* **Task description**:
Below is a listing; copy all of it exactly.

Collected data
━━━━━━━━━━━━━━━━━━━━━━━━━━━━━━

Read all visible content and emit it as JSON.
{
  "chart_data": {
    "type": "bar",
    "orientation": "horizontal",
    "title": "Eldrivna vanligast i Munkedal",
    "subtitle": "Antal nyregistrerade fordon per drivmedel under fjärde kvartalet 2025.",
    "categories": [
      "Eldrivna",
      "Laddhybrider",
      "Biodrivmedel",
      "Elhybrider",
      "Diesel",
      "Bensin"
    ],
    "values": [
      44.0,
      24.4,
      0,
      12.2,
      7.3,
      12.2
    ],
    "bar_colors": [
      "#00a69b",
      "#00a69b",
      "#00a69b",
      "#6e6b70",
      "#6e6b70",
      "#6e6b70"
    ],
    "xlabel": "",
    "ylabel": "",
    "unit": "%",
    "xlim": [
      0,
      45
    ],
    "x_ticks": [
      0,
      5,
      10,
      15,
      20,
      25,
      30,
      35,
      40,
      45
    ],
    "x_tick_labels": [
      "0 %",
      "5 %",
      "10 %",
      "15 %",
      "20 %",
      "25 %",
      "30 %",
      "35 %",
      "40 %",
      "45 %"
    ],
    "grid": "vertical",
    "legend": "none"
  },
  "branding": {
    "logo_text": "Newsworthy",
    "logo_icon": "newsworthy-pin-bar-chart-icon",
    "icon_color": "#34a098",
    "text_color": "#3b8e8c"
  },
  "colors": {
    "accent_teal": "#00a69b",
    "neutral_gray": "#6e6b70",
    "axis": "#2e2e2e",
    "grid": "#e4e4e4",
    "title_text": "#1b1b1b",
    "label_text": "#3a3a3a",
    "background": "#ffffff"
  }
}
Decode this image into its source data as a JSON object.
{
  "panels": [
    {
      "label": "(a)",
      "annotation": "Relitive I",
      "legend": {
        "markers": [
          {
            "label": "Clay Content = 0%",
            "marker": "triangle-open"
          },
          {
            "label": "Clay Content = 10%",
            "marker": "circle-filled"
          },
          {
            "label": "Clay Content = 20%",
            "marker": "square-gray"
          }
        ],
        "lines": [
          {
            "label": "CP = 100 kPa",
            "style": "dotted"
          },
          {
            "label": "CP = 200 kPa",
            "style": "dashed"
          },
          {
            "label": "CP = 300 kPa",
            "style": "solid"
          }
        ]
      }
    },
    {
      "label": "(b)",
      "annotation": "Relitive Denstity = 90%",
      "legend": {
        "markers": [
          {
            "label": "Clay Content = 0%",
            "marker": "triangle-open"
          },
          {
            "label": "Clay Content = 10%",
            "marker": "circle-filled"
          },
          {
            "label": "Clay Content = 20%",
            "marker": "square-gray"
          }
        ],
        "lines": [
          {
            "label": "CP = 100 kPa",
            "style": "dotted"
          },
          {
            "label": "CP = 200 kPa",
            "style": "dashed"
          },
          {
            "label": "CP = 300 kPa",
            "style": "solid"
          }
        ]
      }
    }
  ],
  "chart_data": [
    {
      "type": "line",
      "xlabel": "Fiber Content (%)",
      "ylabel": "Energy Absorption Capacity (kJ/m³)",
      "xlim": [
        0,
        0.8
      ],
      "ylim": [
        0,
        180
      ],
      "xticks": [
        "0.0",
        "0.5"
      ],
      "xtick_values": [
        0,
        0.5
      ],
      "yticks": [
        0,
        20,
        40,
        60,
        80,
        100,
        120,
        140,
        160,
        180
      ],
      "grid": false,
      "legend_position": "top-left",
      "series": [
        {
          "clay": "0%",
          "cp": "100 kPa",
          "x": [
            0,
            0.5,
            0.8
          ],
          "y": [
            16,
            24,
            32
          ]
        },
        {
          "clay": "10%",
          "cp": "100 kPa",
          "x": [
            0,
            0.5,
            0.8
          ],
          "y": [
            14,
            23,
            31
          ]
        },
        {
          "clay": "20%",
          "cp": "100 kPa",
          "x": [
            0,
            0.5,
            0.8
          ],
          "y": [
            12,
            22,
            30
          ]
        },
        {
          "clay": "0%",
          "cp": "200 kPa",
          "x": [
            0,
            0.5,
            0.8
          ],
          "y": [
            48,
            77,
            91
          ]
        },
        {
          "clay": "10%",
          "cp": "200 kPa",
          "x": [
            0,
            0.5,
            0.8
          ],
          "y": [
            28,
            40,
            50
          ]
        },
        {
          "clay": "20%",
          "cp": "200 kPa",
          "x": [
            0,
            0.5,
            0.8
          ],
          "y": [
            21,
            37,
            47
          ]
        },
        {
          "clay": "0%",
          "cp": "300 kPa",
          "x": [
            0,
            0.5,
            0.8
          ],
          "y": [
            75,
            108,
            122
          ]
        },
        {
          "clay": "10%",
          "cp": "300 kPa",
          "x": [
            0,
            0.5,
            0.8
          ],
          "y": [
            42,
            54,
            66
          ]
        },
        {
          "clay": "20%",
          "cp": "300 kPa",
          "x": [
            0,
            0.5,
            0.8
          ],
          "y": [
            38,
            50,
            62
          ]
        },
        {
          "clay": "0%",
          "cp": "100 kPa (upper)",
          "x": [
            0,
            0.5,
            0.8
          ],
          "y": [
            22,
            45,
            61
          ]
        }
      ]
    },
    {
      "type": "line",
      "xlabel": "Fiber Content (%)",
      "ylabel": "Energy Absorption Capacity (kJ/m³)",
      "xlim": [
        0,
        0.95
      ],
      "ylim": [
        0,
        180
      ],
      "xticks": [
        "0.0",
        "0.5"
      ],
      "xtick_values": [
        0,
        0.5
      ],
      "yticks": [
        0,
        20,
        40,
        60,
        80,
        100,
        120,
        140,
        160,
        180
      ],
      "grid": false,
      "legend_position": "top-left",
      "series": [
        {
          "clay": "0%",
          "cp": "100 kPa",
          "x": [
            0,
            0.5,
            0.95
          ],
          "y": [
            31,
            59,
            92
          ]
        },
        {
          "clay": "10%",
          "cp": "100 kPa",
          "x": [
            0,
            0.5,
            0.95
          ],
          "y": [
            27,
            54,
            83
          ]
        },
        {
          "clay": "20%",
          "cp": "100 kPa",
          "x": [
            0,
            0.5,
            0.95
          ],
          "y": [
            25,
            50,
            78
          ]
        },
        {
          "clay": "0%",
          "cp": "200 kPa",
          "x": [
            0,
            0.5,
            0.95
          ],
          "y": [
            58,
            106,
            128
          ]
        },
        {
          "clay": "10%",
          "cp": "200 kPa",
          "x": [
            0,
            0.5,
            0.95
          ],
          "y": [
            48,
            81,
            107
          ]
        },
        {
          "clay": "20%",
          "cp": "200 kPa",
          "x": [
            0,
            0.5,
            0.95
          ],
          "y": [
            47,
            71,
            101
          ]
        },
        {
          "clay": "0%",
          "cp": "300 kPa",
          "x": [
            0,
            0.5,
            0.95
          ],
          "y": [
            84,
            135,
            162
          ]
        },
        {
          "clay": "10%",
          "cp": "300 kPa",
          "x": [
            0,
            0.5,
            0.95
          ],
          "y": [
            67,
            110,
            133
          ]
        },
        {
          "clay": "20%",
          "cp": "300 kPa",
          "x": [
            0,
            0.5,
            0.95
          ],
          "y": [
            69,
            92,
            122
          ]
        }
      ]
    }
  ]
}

━━━━━━━━━━━━━━━━━━━━━━━━━━━━━━

* **Completed exercise**:
Read all visible content and emit it as JSON.
{
  "chart_data": {
    "type": "bar",
    "orientation": "horizontal",
    "title": "Eldrivna vanligast i Munkedal",
    "subtitle": "Antal nyregistrerade fordon per drivmedel under fjärde kvartalet 2025.",
    "categories": [
      "Eldrivna",
      "Laddhybrider",
      "Biodrivmedel",
      "Elhybrider",
      "Diesel",
      "Bensin"
    ],
    "values": [
      44.0,
      24.4,
      0,
      12.2,
      7.3,
      12.2
    ],
    "bar_colors": [
      "#00a69b",
      "#00a69b",
      "#00a69b",
      "#6e6b70",
      "#6e6b70",
      "#6e6b70"
    ],
    "xlabel": "",
    "ylabel": "",
    "unit": "%",
    "xlim": [
      0,
      45
    ],
    "x_ticks": [
      0,
      5,
      10,
      15,
      20,
      25,
      30,
      35,
      40,
      45
    ],
    "x_tick_labels": [
      "0 %",
      "5 %",
      "10 %",
      "15 %",
      "20 %",
      "25 %",
      "30 %",
      "35 %",
      "40 %",
      "45 %"
    ],
    "grid": "vertical",
    "legend": "none"
  },
  "branding": {
    "logo_text": "Newsworthy",
    "logo_icon": "newsworthy-pin-bar-chart-icon",
    "icon_color": "#34a098",
    "text_color": "#3b8e8c"
  },
  "colors": {
    "accent_teal": "#00a69b",
    "neutral_gray": "#6e6b70",
    "axis": "#2e2e2e",
    "grid": "#e4e4e4",
    "title_text": "#1b1b1b",
    "label_text": "#3a3a3a",
    "background": "#ffffff"
  }
}
Decode this image into its source data as a JSON object.
{
  "panels": [
    {
      "label": "(a)",
      "annotation": "Relitive I",
      "legend": {
        "markers": [
          {
            "label": "Clay Content = 0%",
            "marker": "triangle-open"
          },
          {
            "label": "Clay Content = 10%",
            "marker": "circle-filled"
          },
          {
            "label": "Clay Content = 20%",
            "marker": "square-gray"
          }
        ],
        "lines": [
          {
            "label": "CP = 100 kPa",
            "style": "dotted"
          },
          {
            "label": "CP = 200 kPa",
            "style": "dashed"
          },
          {
            "label": "CP = 300 kPa",
            "style": "solid"
          }
        ]
      }
    },
    {
      "label": "(b)",
      "annotation": "Relitive Denstity = 90%",
      "legend": {
        "markers": [
          {
            "label": "Clay Content = 0%",
            "marker": "triangle-open"
          },
          {
            "label": "Clay Content = 10%",
            "marker": "circle-filled"
          },
          {
            "label": "Clay Content = 20%",
            "marker": "square-gray"
          }
        ],
        "lines": [
          {
            "label": "CP = 100 kPa",
            "style": "dotted"
          },
          {
            "label": "CP = 200 kPa",
            "style": "dashed"
          },
          {
            "label": "CP = 300 kPa",
            "style": "solid"
          }
        ]
      }
    }
  ],
  "chart_data": [
    {
      "type": "line",
      "xlabel": "Fiber Content (%)",
      "ylabel": "Energy Absorption Capacity (kJ/m³)",
      "xlim": [
        0,
        0.8
      ],
      "ylim": [
        0,
        180
      ],
      "xticks": [
        "0.0",
        "0.5"
      ],
      "xtick_values": [
        0,
        0.5
      ],
      "yticks": [
        0,
        20,
        40,
        60,
        80,
        100,
        120,
        140,
        160,
        180
      ],
      "grid": false,
      "legend_position": "top-left",
      "series": [
        {
          "clay": "0%",
          "cp": "100 kPa",
          "x": [
            0,
            0.5,
            0.8
          ],
          "y": [
            16,
            24,
            32
          ]
        },
        {
          "clay": "10%",
          "cp": "100 kPa",
          "x": [
            0,
            0.5,
            0.8
          ],
          "y": [
            14,
            23,
            31
          ]
        },
        {
          "clay": "20%",
          "cp": "100 kPa",
          "x": [
            0,
            0.5,
            0.8
          ],
          "y": [
            12,
            22,
            30
          ]
        },
        {
          "clay": "0%",
          "cp": "200 kPa",
          "x": [
            0,
            0.5,
            0.8
          ],
          "y": [
            48,
            77,
            91
          ]
        },
        {
          "clay": "10%",
          "cp": "200 kPa",
          "x": [
            0,
            0.5,
            0.8
          ],
          "y": [
            28,
            40,
            50
          ]
        },
        {
          "clay": "20%",
          "cp": "200 kPa",
          "x": [
            0,
            0.5,
            0.8
          ],
          "y": [
            21,
            37,
            47
          ]
        },
        {
          "clay": "0%",
          "cp": "300 kPa",
          "x": [
            0,
            0.5,
            0.8
          ],
          "y": [
            75,
            108,
            122
          ]
        },
        {
          "clay": "10%",
          "cp": "300 kPa",
          "x": [
            0,
            0.5,
            0.8
          ],
          "y": [
            42,
            54,
            66
          ]
        },
        {
          "clay": "20%",
          "cp": "300 kPa",
          "x": [
            0,
            0.5,
            0.8
          ],
          "y": [
            38,
            50,
            62
          ]
        },
        {
          "clay": "0%",
          "cp": "100 kPa (upper)",
          "x": [
            0,
            0.5,
            0.8
          ],
          "y": [
            22,
            45,
            61
          ]
        }
      ]
    },
    {
      "type": "line",
      "xlabel": "Fiber Content (%)",
      "ylabel": "Energy Absorption Capacity (kJ/m³)",
      "xlim": [
        0,
        0.95
      ],
      "ylim": [
        0,
        180
      ],
      "xticks": [
        "0.0",
        "0.5"
      ],
      "xtick_values": [
        0,
        0.5
      ],
      "yticks": [
        0,
        20,
        40,
        60,
        80,
        100,
        120,
        140,
        160,
        180
      ],
      "grid": false,
      "legend_position": "top-left",
      "series": [
        {
          "clay": "0%",
          "cp": "100 kPa",
          "x": [
            0,
            0.5,
            0.95
          ],
          "y": [
            31,
            59,
            92
          ]
        },
        {
          "clay": "10%",
          "cp": "100 kPa",
          "x": [
            0,
            0.5,
            0.95
          ],
          "y": [
            27,
            54,
            83
          ]
        },
        {
          "clay": "20%",
          "cp": "100 kPa",
          "x": [
            0,
            0.5,
            0.95
          ],
          "y": [
            25,
            50,
            78
          ]
        },
        {
          "clay": "0%",
          "cp": "200 kPa",
          "x": [
            0,
            0.5,
            0.95
          ],
          "y": [
            58,
            106,
            128
          ]
        },
        {
          "clay": "10%",
          "cp": "200 kPa",
          "x": [
            0,
            0.5,
            0.95
          ],
          "y": [
            48,
            81,
            107
          ]
        },
        {
          "clay": "20%",
          "cp": "200 kPa",
          "x": [
            0,
            0.5,
            0.95
          ],
          "y": [
            47,
            71,
            101
          ]
        },
        {
          "clay": "0%",
          "cp": "300 kPa",
          "x": [
            0,
            0.5,
            0.95
          ],
          "y": [
            84,
            135,
            162
          ]
        },
        {
          "clay": "10%",
          "cp": "300 kPa",
          "x": [
            0,
            0.5,
            0.95
          ],
          "y": [
            67,
            110,
            133
          ]
        },
        {
          "clay": "20%",
          "cp": "300 kPa",
          "x": [
            0,
            0.5,
            0.95
          ],
          "y": [
            69,
            92,
            122
          ]
        }
      ]
    }
  ]
}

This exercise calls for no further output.